→ **EXERCISE DIRECTIONS**
Filter this material down to the lines that hold "موجود", copying each one.

>> begin DATA RECORDS

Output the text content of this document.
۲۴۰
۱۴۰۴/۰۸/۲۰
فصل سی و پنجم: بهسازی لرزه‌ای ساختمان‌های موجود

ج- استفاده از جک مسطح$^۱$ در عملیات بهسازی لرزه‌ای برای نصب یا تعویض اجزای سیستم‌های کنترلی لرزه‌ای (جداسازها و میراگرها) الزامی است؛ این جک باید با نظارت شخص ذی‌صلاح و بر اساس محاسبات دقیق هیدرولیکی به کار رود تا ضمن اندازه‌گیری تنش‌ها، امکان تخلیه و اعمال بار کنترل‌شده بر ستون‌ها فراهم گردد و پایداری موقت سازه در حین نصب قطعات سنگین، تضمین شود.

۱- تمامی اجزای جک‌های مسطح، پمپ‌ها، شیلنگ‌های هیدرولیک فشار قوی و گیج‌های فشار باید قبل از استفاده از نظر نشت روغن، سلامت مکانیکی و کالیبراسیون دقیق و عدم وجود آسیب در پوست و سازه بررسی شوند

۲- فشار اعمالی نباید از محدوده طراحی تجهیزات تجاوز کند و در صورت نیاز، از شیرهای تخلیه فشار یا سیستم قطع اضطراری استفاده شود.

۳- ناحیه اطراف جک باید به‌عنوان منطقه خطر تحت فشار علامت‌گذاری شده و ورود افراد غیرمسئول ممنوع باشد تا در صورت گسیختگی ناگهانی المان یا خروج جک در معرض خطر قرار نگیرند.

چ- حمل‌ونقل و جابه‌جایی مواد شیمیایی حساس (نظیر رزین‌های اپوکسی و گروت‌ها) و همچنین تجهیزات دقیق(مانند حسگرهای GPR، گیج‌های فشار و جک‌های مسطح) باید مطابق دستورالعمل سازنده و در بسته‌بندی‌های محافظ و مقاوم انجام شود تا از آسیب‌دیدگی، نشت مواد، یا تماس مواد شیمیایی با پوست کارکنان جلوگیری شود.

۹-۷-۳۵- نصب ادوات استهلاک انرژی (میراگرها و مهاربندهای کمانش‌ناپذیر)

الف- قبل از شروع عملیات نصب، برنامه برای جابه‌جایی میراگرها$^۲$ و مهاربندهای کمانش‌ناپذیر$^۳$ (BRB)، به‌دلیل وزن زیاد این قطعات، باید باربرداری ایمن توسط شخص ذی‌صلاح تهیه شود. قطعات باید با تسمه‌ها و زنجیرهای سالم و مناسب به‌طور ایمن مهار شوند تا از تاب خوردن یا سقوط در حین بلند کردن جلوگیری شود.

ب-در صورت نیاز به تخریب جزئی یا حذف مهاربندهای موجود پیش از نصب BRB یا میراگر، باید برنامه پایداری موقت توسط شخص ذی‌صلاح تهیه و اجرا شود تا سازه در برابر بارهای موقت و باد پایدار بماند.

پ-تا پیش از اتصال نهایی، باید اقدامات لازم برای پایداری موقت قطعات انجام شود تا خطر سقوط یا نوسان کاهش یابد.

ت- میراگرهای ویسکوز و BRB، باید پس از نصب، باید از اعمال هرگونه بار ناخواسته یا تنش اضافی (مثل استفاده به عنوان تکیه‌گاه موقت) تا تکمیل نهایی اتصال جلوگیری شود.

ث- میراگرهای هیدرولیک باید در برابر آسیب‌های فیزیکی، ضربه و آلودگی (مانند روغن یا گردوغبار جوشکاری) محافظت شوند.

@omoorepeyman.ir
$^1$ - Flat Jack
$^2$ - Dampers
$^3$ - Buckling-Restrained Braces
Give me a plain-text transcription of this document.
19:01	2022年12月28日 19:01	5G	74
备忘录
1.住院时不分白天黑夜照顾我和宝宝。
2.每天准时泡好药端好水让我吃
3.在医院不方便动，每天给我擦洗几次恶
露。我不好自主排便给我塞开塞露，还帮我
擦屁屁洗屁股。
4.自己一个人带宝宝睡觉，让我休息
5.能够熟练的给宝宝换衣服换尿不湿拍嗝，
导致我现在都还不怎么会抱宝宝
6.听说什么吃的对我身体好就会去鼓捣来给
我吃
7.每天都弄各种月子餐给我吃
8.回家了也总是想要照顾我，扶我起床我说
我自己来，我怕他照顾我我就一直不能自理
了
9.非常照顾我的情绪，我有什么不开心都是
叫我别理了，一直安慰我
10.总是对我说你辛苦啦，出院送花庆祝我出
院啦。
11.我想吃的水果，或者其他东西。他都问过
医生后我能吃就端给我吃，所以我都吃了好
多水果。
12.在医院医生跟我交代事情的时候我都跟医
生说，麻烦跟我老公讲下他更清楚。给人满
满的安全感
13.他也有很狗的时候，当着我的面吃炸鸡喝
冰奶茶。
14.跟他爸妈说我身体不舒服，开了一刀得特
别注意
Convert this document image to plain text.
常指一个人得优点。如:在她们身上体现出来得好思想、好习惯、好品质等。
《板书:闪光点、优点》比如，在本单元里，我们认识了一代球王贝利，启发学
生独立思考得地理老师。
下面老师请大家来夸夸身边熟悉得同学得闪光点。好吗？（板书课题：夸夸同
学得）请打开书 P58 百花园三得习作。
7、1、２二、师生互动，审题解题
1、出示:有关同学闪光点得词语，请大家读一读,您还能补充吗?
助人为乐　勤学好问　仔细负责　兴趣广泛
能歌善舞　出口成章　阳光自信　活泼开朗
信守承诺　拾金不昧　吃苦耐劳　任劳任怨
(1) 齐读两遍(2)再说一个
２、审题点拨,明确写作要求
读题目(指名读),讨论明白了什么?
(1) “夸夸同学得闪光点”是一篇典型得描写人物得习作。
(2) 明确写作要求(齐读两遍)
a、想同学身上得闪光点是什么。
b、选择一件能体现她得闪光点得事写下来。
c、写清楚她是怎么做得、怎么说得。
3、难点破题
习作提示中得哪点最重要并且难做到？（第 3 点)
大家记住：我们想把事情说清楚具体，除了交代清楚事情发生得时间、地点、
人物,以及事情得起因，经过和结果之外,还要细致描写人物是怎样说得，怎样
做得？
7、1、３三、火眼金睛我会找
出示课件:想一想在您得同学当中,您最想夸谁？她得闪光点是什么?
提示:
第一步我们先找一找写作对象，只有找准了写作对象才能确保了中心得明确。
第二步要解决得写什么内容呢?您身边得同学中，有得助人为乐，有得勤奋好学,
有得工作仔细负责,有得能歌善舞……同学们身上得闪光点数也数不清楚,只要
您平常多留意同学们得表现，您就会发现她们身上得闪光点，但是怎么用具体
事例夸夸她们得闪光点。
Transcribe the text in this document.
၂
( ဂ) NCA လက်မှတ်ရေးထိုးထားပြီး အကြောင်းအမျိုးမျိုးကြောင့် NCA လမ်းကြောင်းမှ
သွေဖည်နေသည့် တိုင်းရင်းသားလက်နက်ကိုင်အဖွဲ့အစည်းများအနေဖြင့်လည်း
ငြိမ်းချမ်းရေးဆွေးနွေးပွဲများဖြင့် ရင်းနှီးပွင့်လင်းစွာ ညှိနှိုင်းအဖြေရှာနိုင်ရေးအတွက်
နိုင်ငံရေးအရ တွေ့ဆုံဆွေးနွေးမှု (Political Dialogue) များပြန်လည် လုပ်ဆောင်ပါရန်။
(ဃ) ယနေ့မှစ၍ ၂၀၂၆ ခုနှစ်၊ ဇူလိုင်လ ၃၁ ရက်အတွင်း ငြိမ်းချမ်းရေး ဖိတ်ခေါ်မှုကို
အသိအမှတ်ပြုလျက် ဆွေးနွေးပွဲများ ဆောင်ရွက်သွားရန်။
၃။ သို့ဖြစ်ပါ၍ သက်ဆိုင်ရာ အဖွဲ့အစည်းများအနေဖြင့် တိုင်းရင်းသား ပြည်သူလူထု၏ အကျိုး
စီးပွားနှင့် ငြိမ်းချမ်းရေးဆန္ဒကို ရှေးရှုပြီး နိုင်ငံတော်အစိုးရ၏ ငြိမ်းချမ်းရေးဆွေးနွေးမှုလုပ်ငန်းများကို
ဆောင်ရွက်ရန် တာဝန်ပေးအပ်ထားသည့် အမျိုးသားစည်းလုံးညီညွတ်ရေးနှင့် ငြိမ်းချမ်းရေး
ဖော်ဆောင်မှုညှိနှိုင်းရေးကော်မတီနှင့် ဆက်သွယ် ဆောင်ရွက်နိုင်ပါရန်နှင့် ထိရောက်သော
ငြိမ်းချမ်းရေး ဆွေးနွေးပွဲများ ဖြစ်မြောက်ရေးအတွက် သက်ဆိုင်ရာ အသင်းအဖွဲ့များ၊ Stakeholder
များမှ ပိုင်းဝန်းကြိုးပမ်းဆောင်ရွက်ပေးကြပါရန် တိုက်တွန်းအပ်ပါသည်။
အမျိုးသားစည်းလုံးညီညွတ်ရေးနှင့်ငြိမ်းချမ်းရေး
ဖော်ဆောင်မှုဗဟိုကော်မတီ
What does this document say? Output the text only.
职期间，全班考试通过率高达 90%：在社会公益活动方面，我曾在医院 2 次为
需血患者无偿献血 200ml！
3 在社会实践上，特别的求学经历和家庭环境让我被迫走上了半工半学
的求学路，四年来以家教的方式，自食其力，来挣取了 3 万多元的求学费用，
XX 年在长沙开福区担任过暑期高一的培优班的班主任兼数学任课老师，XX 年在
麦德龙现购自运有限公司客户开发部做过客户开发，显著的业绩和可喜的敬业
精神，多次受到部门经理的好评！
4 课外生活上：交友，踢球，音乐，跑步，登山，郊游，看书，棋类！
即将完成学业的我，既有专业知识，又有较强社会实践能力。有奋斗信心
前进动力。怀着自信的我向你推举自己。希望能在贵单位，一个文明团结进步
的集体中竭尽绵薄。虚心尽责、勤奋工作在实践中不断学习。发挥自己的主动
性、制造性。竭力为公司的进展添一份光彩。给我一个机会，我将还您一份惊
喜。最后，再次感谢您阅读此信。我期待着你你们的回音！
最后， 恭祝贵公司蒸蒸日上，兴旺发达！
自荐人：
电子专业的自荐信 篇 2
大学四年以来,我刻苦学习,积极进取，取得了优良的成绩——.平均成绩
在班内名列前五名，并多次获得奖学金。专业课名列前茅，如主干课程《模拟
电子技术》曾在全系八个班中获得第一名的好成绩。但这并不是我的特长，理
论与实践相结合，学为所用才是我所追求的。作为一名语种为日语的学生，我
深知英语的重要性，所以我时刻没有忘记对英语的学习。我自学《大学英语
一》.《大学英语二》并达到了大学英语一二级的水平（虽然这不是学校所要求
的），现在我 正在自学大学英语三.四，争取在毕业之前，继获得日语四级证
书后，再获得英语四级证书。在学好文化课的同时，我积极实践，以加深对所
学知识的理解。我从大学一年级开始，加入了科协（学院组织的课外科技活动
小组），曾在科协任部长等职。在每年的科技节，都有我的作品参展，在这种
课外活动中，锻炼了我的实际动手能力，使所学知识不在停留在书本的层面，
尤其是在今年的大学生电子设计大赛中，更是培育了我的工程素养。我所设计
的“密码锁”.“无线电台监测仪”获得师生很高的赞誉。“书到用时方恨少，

>> end DATA RECORDS

→ **SOLUTION TO THIS PROBLEM**
فصل سی و پنجم: بهسازی لرزه‌ای ساختمان‌های موجود
ب-در صورت نیاز به تخریب جزئی یا حذف مهاربندهای موجود پیش از نصب BRB یا میراگر، باید برنامه پایداری موقت توسط شخص ذی‌صلاح تهیه و اجرا شود تا سازه در برابر بارهای موقت و باد پایدار بماند.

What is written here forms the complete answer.